- **Your objective**:
Identify all lines in the data containing the string "наук". Copy them out.

— begin Entries supplied —

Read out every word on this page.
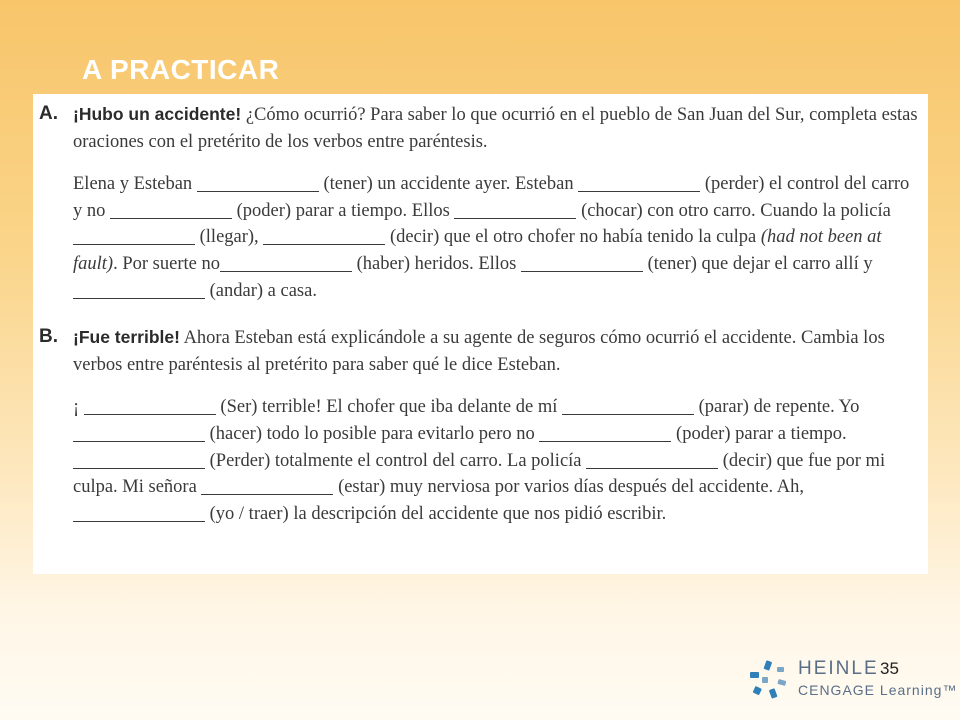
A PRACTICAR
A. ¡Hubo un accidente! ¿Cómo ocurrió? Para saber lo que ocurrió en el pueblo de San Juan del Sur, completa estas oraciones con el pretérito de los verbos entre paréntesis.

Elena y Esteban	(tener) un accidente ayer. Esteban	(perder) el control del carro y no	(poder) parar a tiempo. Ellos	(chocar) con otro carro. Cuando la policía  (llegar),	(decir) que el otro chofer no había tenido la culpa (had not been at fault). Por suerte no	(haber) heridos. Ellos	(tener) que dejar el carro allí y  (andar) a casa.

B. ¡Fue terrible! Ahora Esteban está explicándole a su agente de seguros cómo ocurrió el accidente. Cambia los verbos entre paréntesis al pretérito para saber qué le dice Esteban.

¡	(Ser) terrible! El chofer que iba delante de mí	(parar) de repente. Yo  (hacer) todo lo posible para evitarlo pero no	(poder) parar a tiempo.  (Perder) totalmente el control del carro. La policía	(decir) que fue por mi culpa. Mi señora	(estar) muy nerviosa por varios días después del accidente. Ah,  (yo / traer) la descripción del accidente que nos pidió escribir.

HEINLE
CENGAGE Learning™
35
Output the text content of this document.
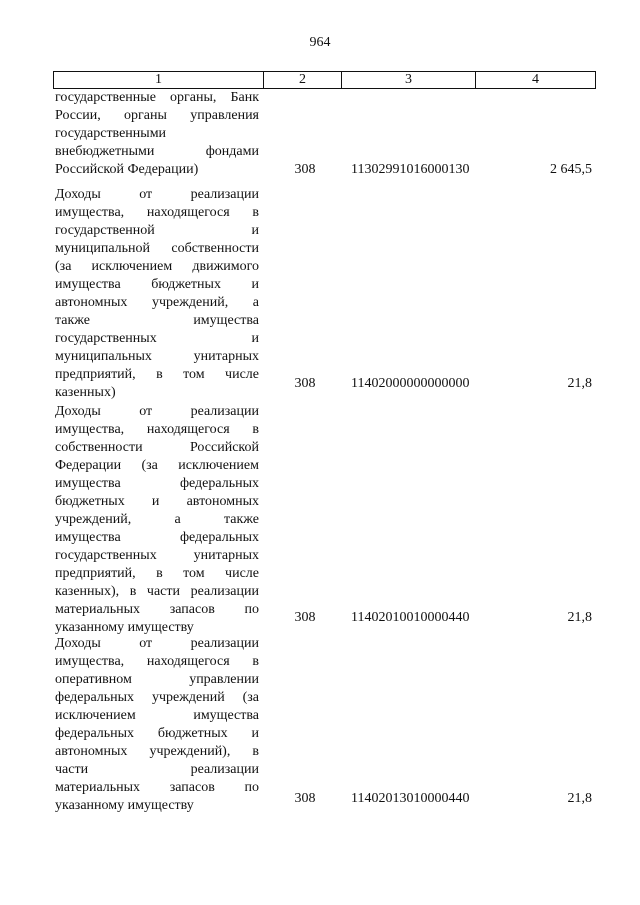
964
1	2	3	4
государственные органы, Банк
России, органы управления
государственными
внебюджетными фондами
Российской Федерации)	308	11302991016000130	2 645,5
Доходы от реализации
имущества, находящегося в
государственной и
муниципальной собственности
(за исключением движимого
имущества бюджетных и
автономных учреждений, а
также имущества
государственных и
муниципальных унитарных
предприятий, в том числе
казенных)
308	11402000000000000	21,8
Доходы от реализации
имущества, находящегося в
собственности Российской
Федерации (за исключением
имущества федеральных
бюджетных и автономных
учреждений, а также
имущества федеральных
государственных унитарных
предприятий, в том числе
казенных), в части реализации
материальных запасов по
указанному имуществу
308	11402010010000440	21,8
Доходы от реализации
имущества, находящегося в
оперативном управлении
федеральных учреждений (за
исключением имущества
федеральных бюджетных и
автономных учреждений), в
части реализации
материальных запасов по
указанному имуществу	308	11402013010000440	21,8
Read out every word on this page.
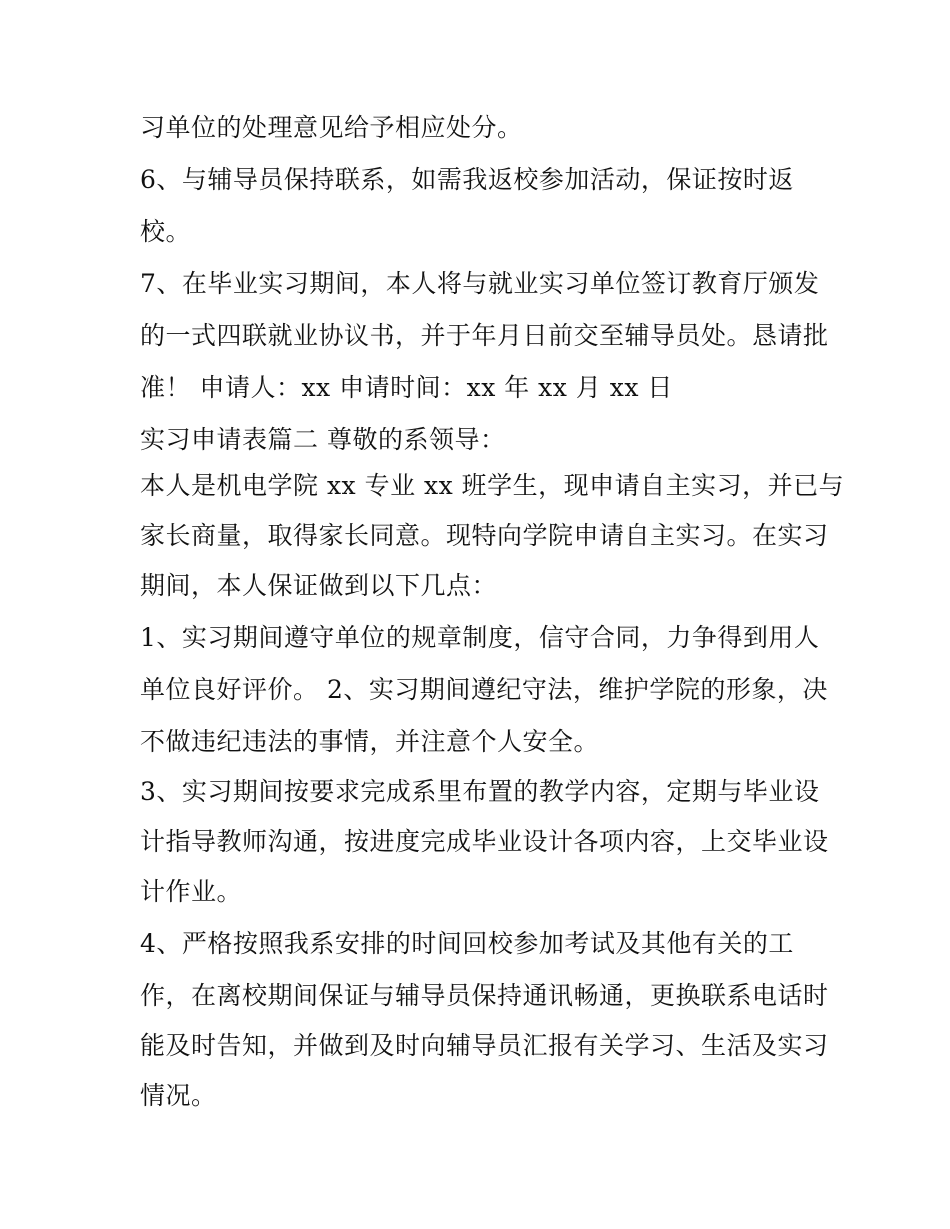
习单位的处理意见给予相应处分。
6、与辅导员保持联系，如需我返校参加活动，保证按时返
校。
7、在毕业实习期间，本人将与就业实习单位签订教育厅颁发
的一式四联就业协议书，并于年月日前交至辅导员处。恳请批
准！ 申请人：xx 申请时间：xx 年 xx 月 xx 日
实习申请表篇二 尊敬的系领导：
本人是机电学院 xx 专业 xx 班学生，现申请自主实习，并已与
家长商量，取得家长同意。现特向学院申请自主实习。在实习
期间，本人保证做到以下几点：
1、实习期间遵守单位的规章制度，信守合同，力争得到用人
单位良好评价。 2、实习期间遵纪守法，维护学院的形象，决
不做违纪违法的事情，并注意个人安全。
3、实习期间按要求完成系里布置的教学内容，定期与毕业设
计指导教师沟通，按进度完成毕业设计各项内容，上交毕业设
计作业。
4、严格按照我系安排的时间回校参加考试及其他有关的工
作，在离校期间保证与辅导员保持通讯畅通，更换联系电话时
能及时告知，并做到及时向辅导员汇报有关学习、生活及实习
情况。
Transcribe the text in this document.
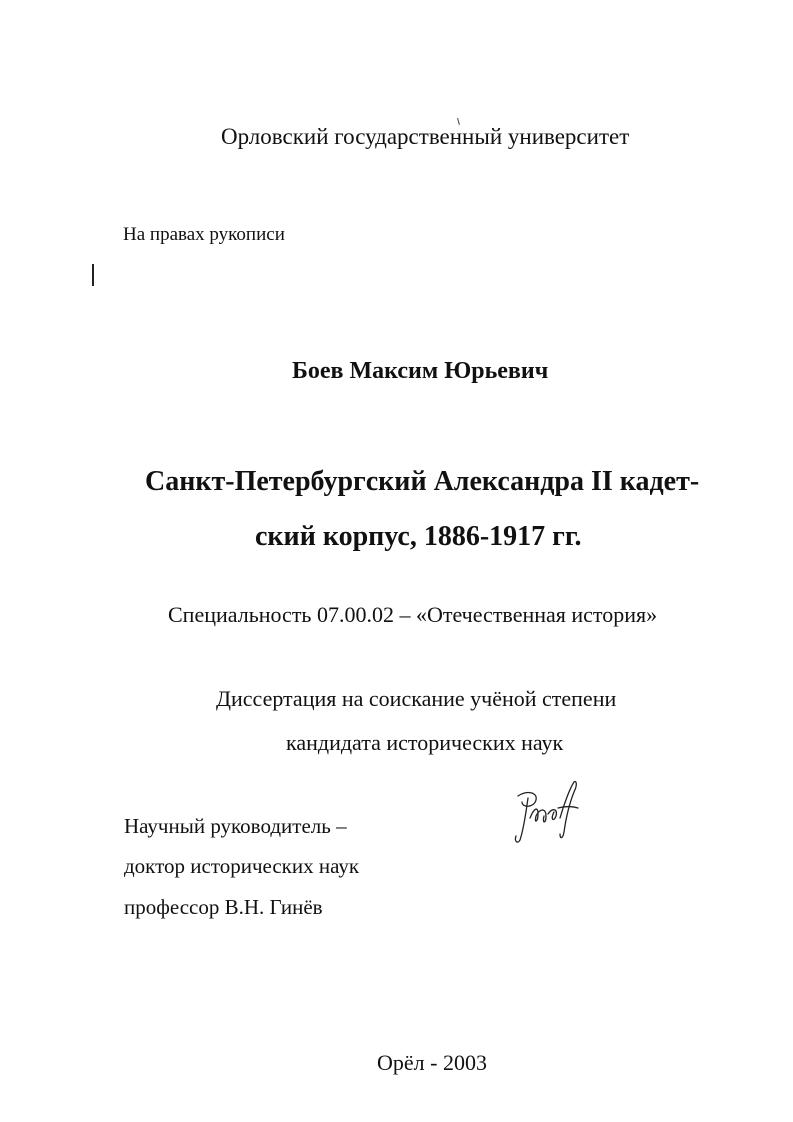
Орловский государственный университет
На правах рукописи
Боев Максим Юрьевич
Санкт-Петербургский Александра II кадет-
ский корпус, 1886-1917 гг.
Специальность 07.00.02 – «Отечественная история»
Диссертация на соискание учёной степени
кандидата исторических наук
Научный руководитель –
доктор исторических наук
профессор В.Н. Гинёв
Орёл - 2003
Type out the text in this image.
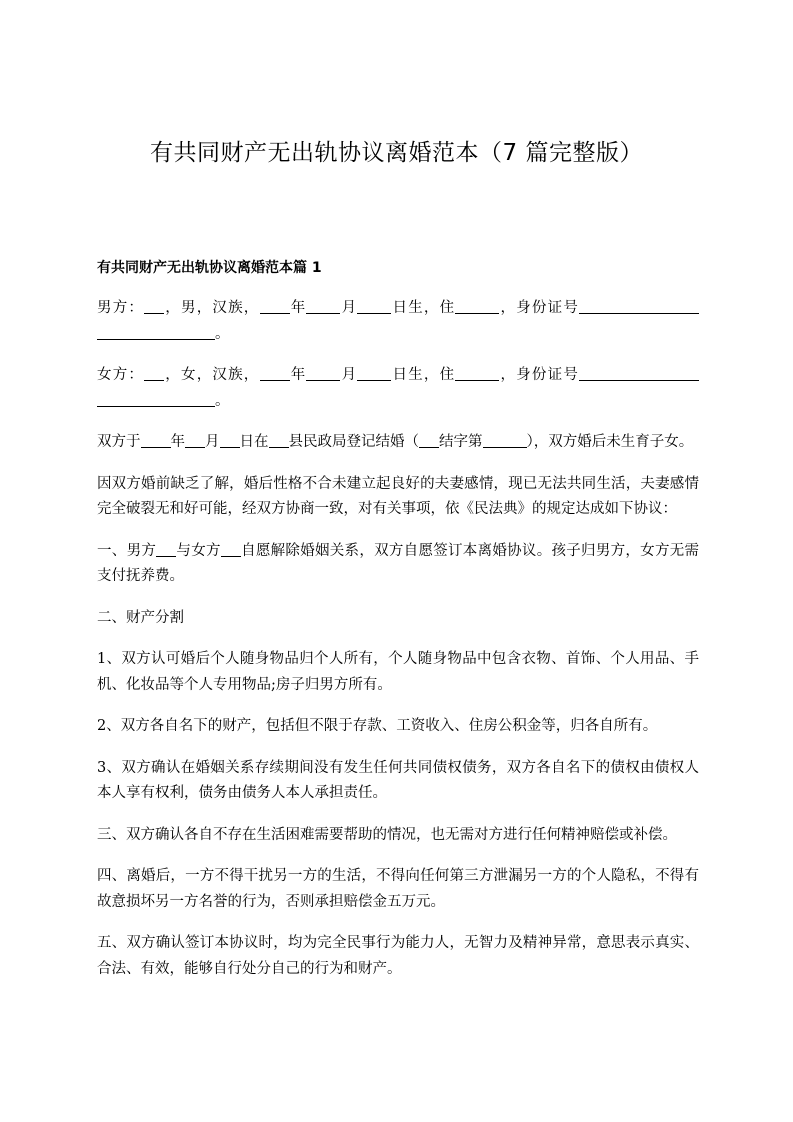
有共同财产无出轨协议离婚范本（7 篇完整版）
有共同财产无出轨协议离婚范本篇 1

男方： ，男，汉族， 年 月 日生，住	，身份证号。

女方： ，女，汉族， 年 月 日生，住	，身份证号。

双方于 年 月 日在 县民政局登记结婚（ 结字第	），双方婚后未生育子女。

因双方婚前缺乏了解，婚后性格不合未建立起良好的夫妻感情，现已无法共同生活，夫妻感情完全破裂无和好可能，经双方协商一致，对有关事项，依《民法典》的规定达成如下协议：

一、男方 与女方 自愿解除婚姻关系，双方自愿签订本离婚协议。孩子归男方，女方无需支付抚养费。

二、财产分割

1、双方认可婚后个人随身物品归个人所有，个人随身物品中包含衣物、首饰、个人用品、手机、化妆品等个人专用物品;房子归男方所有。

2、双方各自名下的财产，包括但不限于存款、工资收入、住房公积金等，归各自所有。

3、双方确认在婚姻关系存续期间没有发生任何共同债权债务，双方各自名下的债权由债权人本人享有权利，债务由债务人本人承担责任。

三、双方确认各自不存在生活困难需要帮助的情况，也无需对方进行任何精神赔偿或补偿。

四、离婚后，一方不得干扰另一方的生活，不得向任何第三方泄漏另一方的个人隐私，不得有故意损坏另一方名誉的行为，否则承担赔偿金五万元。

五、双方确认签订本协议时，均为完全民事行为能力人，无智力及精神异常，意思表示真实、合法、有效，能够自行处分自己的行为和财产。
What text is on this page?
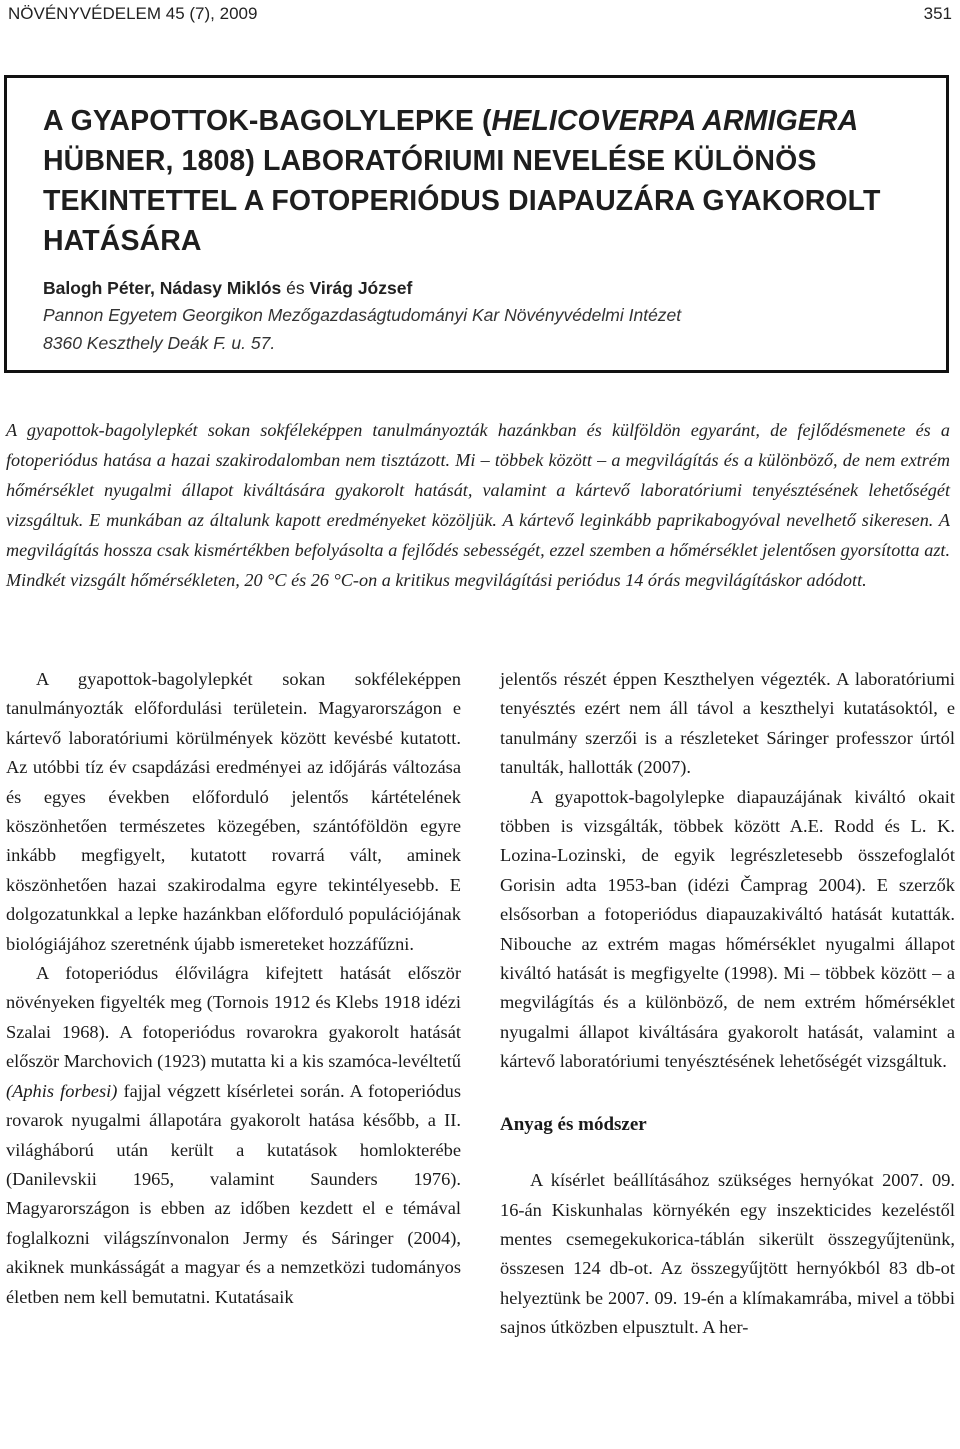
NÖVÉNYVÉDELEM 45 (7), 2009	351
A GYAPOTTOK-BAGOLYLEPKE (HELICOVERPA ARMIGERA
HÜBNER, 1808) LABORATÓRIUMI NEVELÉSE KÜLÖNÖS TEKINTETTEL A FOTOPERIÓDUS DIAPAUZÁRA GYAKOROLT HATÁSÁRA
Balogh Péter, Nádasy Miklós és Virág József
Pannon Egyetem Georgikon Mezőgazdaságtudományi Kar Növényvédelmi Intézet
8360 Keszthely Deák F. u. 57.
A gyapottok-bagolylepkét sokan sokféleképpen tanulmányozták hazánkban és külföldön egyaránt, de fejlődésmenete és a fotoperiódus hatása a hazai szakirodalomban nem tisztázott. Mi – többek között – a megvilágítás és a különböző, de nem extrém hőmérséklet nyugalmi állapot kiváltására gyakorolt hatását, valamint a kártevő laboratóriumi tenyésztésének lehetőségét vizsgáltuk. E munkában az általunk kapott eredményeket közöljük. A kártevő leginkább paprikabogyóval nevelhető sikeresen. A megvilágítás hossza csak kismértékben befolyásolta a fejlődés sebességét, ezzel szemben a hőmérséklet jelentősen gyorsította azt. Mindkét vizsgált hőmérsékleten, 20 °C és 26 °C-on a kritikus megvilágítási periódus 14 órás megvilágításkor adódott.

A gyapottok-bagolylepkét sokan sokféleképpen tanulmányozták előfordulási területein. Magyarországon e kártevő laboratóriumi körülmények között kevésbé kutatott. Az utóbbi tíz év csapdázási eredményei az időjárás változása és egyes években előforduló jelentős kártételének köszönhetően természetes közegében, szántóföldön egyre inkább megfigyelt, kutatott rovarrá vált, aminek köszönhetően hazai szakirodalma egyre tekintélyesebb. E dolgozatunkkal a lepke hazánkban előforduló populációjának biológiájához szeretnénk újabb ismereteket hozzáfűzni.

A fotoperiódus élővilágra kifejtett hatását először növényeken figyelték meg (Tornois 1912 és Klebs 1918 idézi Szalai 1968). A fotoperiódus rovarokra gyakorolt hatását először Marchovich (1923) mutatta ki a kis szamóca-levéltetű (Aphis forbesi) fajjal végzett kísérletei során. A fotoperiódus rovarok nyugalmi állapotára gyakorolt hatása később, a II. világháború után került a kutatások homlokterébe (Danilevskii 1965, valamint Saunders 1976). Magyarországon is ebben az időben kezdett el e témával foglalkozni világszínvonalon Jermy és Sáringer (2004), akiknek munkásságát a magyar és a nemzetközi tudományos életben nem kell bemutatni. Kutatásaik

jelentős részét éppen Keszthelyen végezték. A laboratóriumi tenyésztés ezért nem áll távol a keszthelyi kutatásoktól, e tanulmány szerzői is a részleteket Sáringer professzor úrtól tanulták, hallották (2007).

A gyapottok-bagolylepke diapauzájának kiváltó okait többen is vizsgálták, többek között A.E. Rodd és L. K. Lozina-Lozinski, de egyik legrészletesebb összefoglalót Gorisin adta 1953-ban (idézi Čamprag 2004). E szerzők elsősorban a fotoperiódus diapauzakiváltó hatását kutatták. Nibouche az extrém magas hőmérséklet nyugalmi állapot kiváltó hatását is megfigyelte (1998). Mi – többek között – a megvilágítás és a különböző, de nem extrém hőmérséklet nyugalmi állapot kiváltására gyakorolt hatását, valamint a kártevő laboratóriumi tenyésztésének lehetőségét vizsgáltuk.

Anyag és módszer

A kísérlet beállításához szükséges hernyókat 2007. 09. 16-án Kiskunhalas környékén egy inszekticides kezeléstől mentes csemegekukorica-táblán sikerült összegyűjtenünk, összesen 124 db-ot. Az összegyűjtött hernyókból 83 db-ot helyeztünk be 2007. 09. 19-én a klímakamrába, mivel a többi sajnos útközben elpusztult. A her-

— end Entries supplied —

- **Expected output**:
кандидата исторических наук
доктор исторических наук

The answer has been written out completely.